Die Lübecker Kulturtafel hat die 5555. Eintrittskarte vergeben – an eine Familie aus dem Iran.

Die Kulturtafel hat die 5555. Eintrittskarte vergeben.

//Lübeck. Goethe und Bach, die seien ihm schon geläufig gewesen, sagt Mehdi Ali Fattahi (39). Die kenne man im Iran wie hier vielleicht den persischen Dichter Hafis. Aber Thomas Mann? Oder Günter Grass? Nein, das seien dort eher Fälle für Eingeweihte. Er hat jetzt aber Zeit, sie kennenzulernen. In Lübeck, wo ihnen Museen gewidmet sind und wo er seit drei Jahren mit seiner Familie lebt. Und das hat auch mit der Kulturtafel zu tun.

Sie sind geflohen aus dem Iran, er, seine Frau Fariba Ghasempour (37) und ihre Tochter Sogol, die heute zwölf Jahre alt ist. Sie waren Muslime, natürlich, wie fast alle der 82 Millionen Iraner. Aber Fariba Ghasempour hatte eine christliche Freundin, die vom Christentum erzählte. Von einer Religion, die sie interessant fanden, die sie mehr und mehr zu schätzen wussten und die sie schließlich annahmen. Aber das Leben als Christen im Iran ist schwierig, um es vorsichtig zu sagen. So schwierig, dass sie das Land verließen, in dem der Abfall vom Islam als schweres Vergehen gilt.

Erst machte sich der Vater mit der Tochter auf den Weg in die Türkei, einen Monat später kam die Mutter nach. Sie reisten weiter, sie stiegen in ein kleines Boot nach Griechenland, es ging nach Mazedonien und Kroatien. Sie nahmen mal den Bus, mal den Zug, sie gingen zu Fuß. Sie kamen nach Deutschland, nach Schleswig-holstein und schließlich im November 2015 nach Lübeck. Sie haben hier inzwischen eine Wohnung, besuchen die Gottesdienste der Reformierten Kirche in der Königstraße, vor einem guten Jahr wurde die kleine Elena geboren. Und sie schauen, was die Stadt an Kultur zu bieten hat.

Unterstützt werden sie dabei von der Kulturtafel, die kostenlos Karten für Konzerte, Theater oder andere Veranstaltungen an Menschen vergibt, die sie sich sonst nicht oder kaum leisten können (siehe rechts). Eine Sprachpatin hatte ihnen davon erzählt, und jetzt sind sie schon einige Male unterwegs gewesen. Sie waren bei der Lübeck-oper von „Kunst am Kai“, beim „Cinderella“-musical in der MUK, sie haben einen Kinderfilm gesehen und in der Herz-jesu-kirche ein A-cappella-konzert gehört. Jetzt haben sie wieder Karten bekommen, diesmal für einen Besuch im Hansemuseum. Es sind die Nummern 5555, 5556 und 5557.

════════════════

* DEINE AUFGABEN
1. Schreib aus dem Artikel über die Kulturtafel die Stelle von „Die Kulturtafel hat“ bis „Kulturtafel zu tun.“ Wort für Wort ab.
2. Setz den Artikel über die Kulturtafel fort und knüpf dabei an seinen letzten Satz an.

* VORLIEGENDE DATEN
════════════════

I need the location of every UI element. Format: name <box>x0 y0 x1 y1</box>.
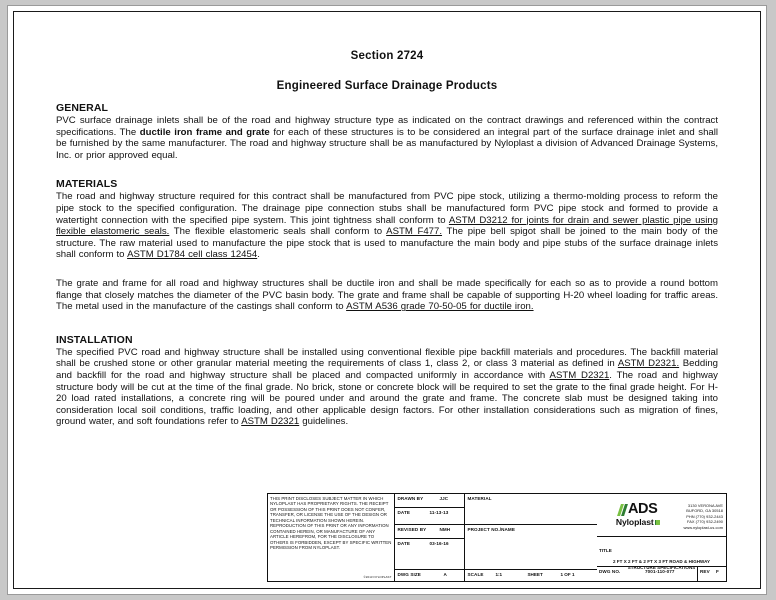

════════════════

* ERWARTETE ANTWORTEN
1.
Die Kulturtafel hat die 5555. Eintrittskarte vergeben.

//Lübeck. Goethe und Bach, die seien ihm schon geläufig gewesen, sagt Mehdi Ali Fattahi (39). Die kenne man im Iran wie hier vielleicht den persischen Dichter Hafis. Aber Thomas Mann? Oder Günter Grass? Nein, das seien dort eher Fälle für Eingeweihte. Er hat jetzt aber Zeit, sie kennenzulernen. In Lübeck, wo ihnen Museen gewidmet sind und wo er seit drei Jahren mit seiner Familie lebt. Und das hat auch mit der Kulturtafel zu tun.

2.
Es hat ihnen alles sehr gefallen, sagen sie, wie Lübeck mit seinen alten Mauern und seiner alten Geschichte überhaupt. Kultur im Iran sei eine mit islamischem Vorzeichen und im Zweifel verboten. Vieles spiele sich daher im Privaten ab, hinter hohen Mauern und verschlossenen Türen. Als Kind in Teheran habe er Modern Talking gehört, sagt Mehdi Ali Fattahi, der geboren wurde, als die islamische Revolution aus dem Reich des Schah einen Gottesstaat machte. Woher die Kassette stammte? Er weiß es nicht. Aber es gab sie, so wie es heute auch vieles gibt im Iran, jedenfalls im Internet, bei Youtube oder Instagram, aber eben meist im Verborgenen.

Sie waren schon im Iran sehr an Kultur interessiert, sagt Fariba Ghasempour, eine Dermatologin. Hier in Lübeck helfe sie ihnen, sich im neuen Leben zurechtzufinden. Sie schätzen die Freiheit der Musik, der Kunst, des Gedankens, die Freiheit, keine Angst haben zu müssen vor den Sittenwächtern der BasidschMiliz. Ihre Tochter Sogol, inzwischen auf dem Gymnasium, lernt Klavier und Geige. Sie haben von Anfang Wert darauf gelegt, Deutsch zu lernen. Inzwischen sprechen sie es sehr gut, ihre Tochter noch viel besser.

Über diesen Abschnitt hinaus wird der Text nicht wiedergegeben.